* _Collected data entries_:
--- begin ---

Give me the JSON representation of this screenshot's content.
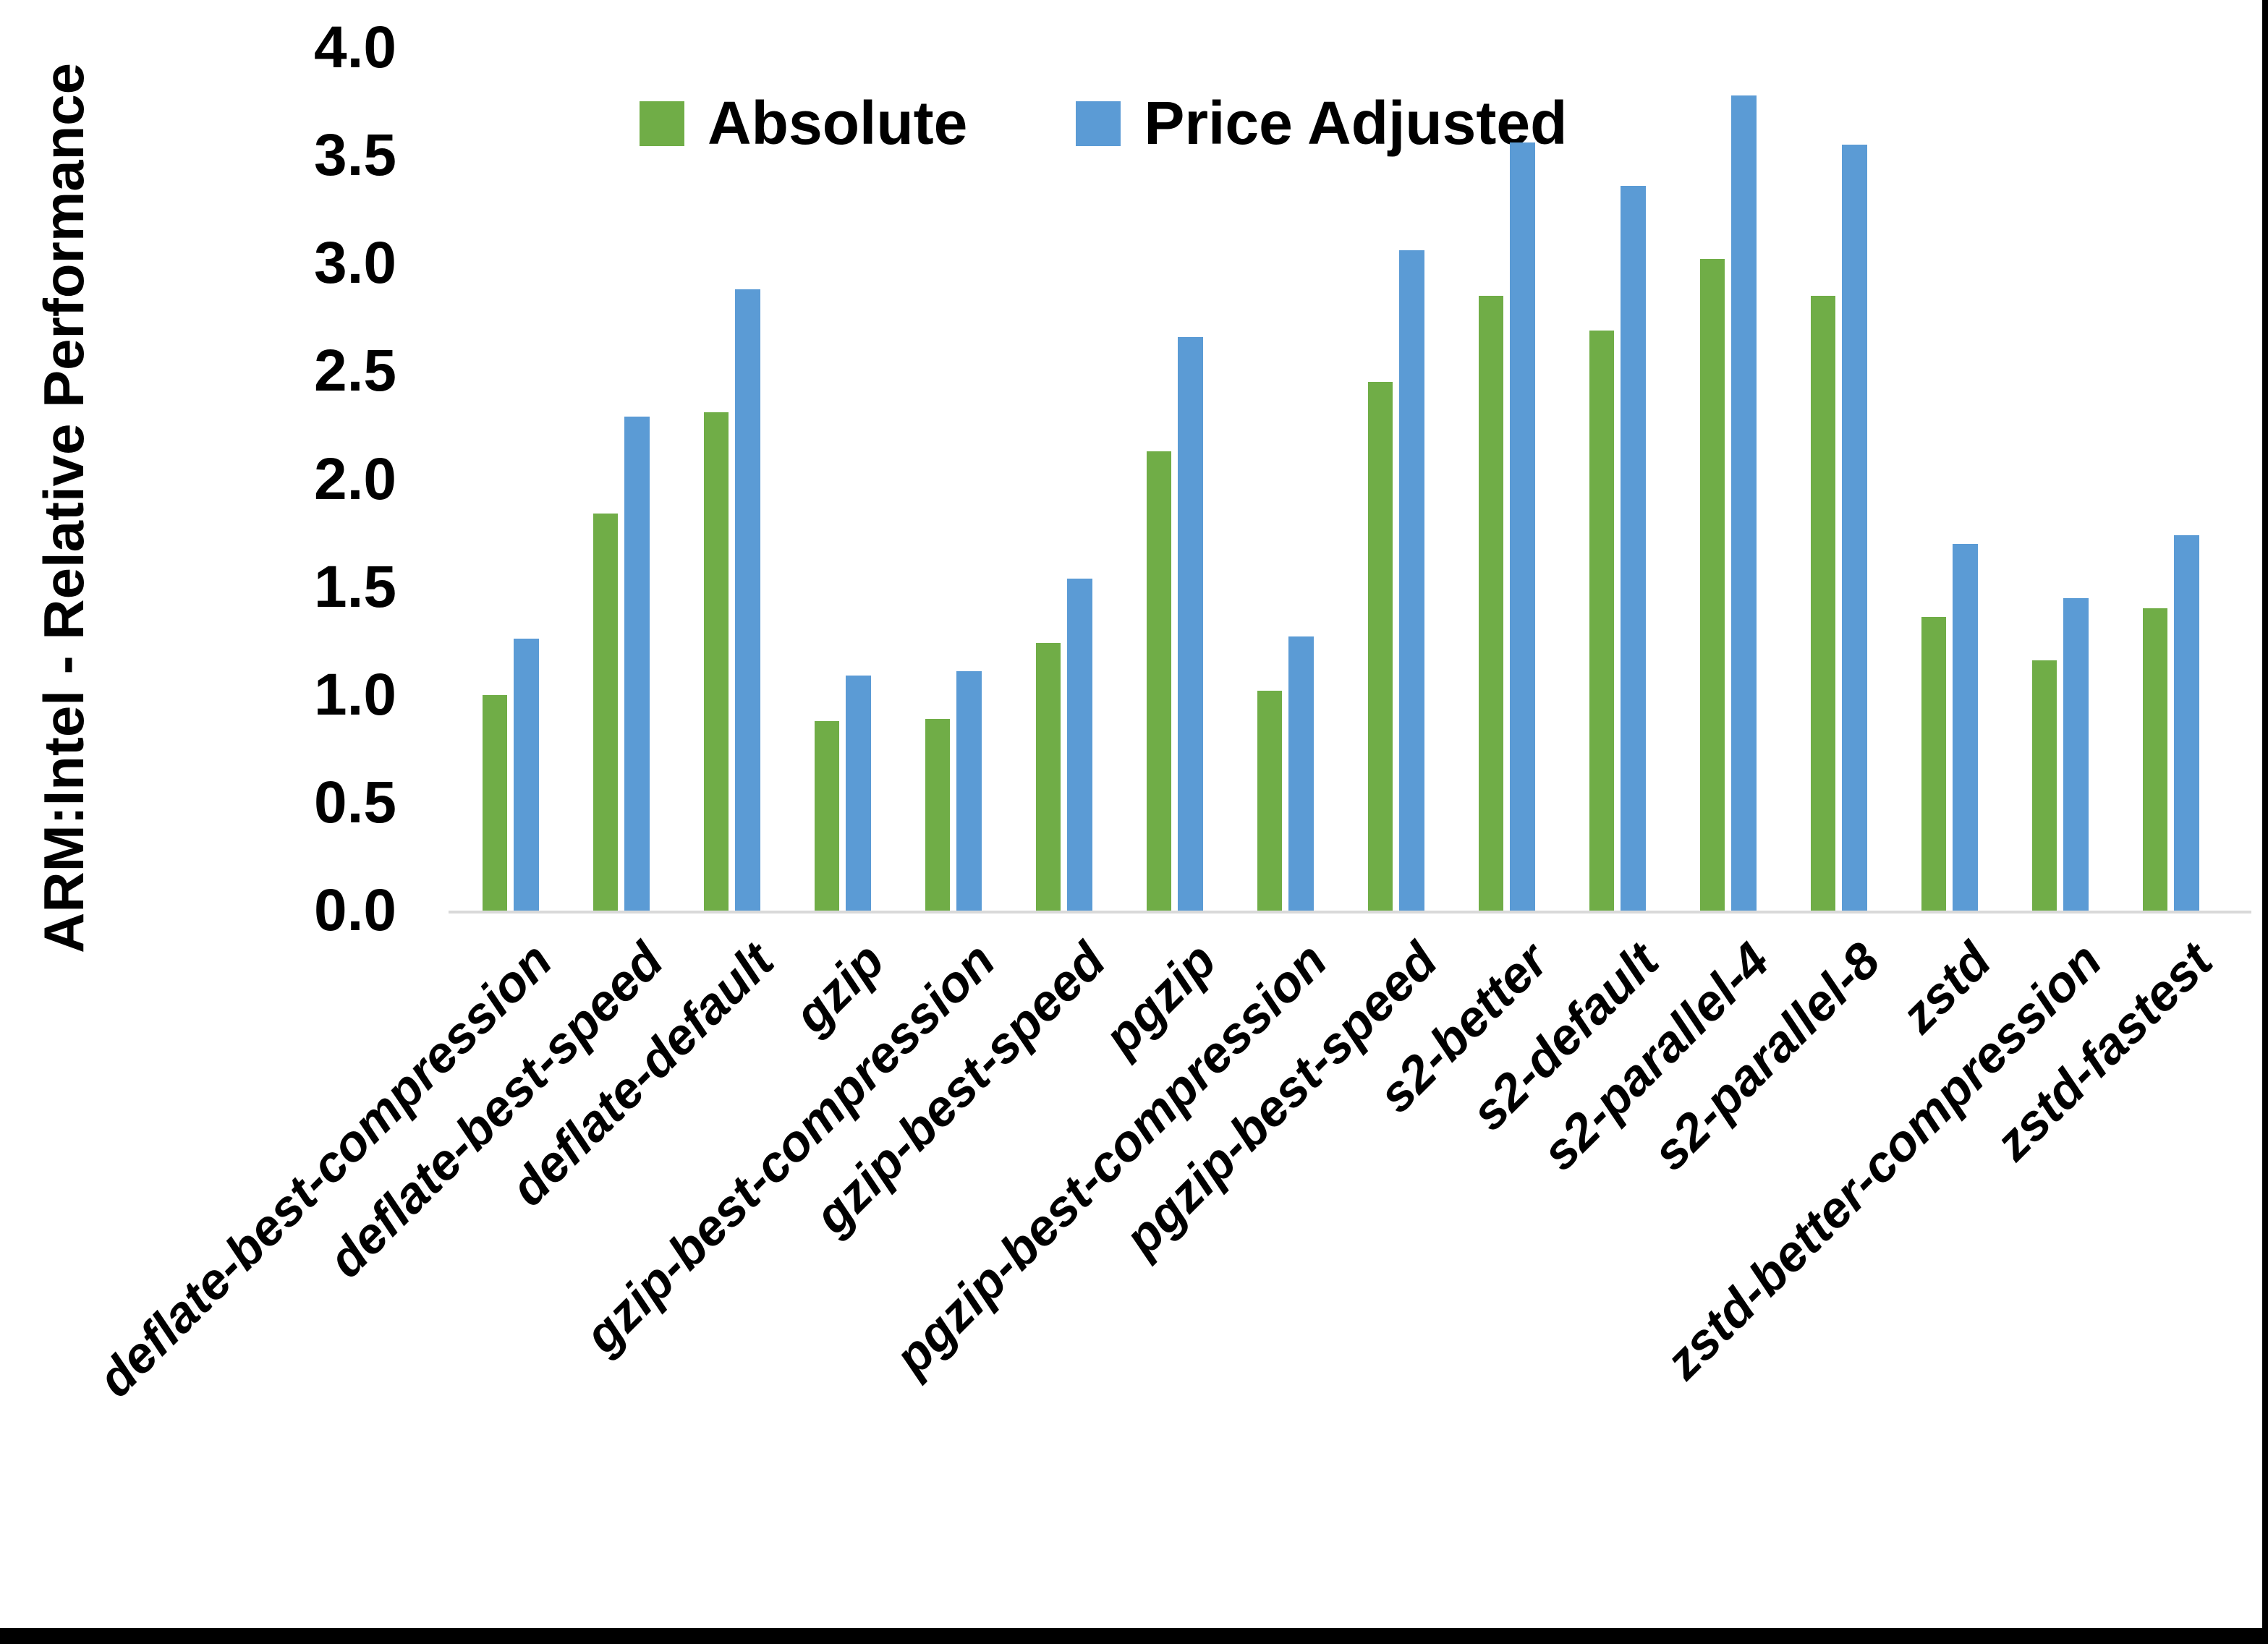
{
  "y_axis": {
    "title": "ARM:Intel - Relative Performance",
    "ticks": [
      "4.0",
      "3.5",
      "3.0",
      "2.5",
      "2.0",
      "1.5",
      "1.0",
      "0.5",
      "0.0"
    ]
  },
  "chart_data": {
    "type": "bar",
    "title": "",
    "xlabel": "",
    "ylabel": "ARM:Intel - Relative Performance",
    "ylim": [
      0,
      4
    ],
    "y_tick_step": 0.5,
    "grid": false,
    "legend_position": "top-center",
    "categories": [
      "deflate-best-compression",
      "deflate-best-speed",
      "deflate-default",
      "gzip",
      "gzip-best-compression",
      "gzip-best-speed",
      "pgzip",
      "pgzip-best-compression",
      "pgzip-best-speed",
      "s2-better",
      "s2-default",
      "s2-parallel-4",
      "s2-parallel-8",
      "zstd",
      "zstd-better-compression",
      "zstd-fastest"
    ],
    "series": [
      {
        "name": "Absolute",
        "color": "#70AD47",
        "values": [
          1.0,
          1.84,
          2.31,
          0.88,
          0.89,
          1.24,
          2.13,
          1.02,
          2.45,
          2.85,
          2.69,
          3.02,
          2.85,
          1.36,
          1.16,
          1.4
        ]
      },
      {
        "name": "Price Adjusted",
        "color": "#5B9BD5",
        "values": [
          1.26,
          2.29,
          2.88,
          1.09,
          1.11,
          1.54,
          2.66,
          1.27,
          3.06,
          3.56,
          3.36,
          3.78,
          3.55,
          1.7,
          1.45,
          1.74
        ]
      }
    ]
  },
  "colors": {
    "background": "#FFFFFF",
    "axis_line": "#D9D9D9",
    "text": "#000000",
    "screen_edge": "#000000"
  }
}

--- end ---

* _THE TASK_: Copy out the data above exactly, except the pictures.

* _REPLY TO THE EXERCISE_:
Give me the JSON representation of this screenshot's content.
{
  "y_axis": {
    "title": "ARM:Intel - Relative Performance",
    "ticks": [
      "4.0",
      "3.5",
      "3.0",
      "2.5",
      "2.0",
      "1.5",
      "1.0",
      "0.5",
      "0.0"
    ]
  },
  "chart_data": {
    "type": "bar",
    "title": "",
    "xlabel": "",
    "ylabel": "ARM:Intel - Relative Performance",
    "ylim": [
      0,
      4
    ],
    "y_tick_step": 0.5,
    "grid": false,
    "legend_position": "top-center",
    "categories": [
      "deflate-best-compression",
      "deflate-best-speed",
      "deflate-default",
      "gzip",
      "gzip-best-compression",
      "gzip-best-speed",
      "pgzip",
      "pgzip-best-compression",
      "pgzip-best-speed",
      "s2-better",
      "s2-default",
      "s2-parallel-4",
      "s2-parallel-8",
      "zstd",
      "zstd-better-compression",
      "zstd-fastest"
    ],
    "series": [
      {
        "name": "Absolute",
        "color": "#70AD47",
        "values": [
          1.0,
          1.84,
          2.31,
          0.88,
          0.89,
          1.24,
          2.13,
          1.02,
          2.45,
          2.85,
          2.69,
          3.02,
          2.85,
          1.36,
          1.16,
          1.4
        ]
      },
      {
        "name": "Price Adjusted",
        "color": "#5B9BD5",
        "values": [
          1.26,
          2.29,
          2.88,
          1.09,
          1.11,
          1.54,
          2.66,
          1.27,
          3.06,
          3.56,
          3.36,
          3.78,
          3.55,
          1.7,
          1.45,
          1.74
        ]
      }
    ]
  },
  "colors": {
    "background": "#FFFFFF",
    "axis_line": "#D9D9D9",
    "text": "#000000",
    "screen_edge": "#000000"
  }
}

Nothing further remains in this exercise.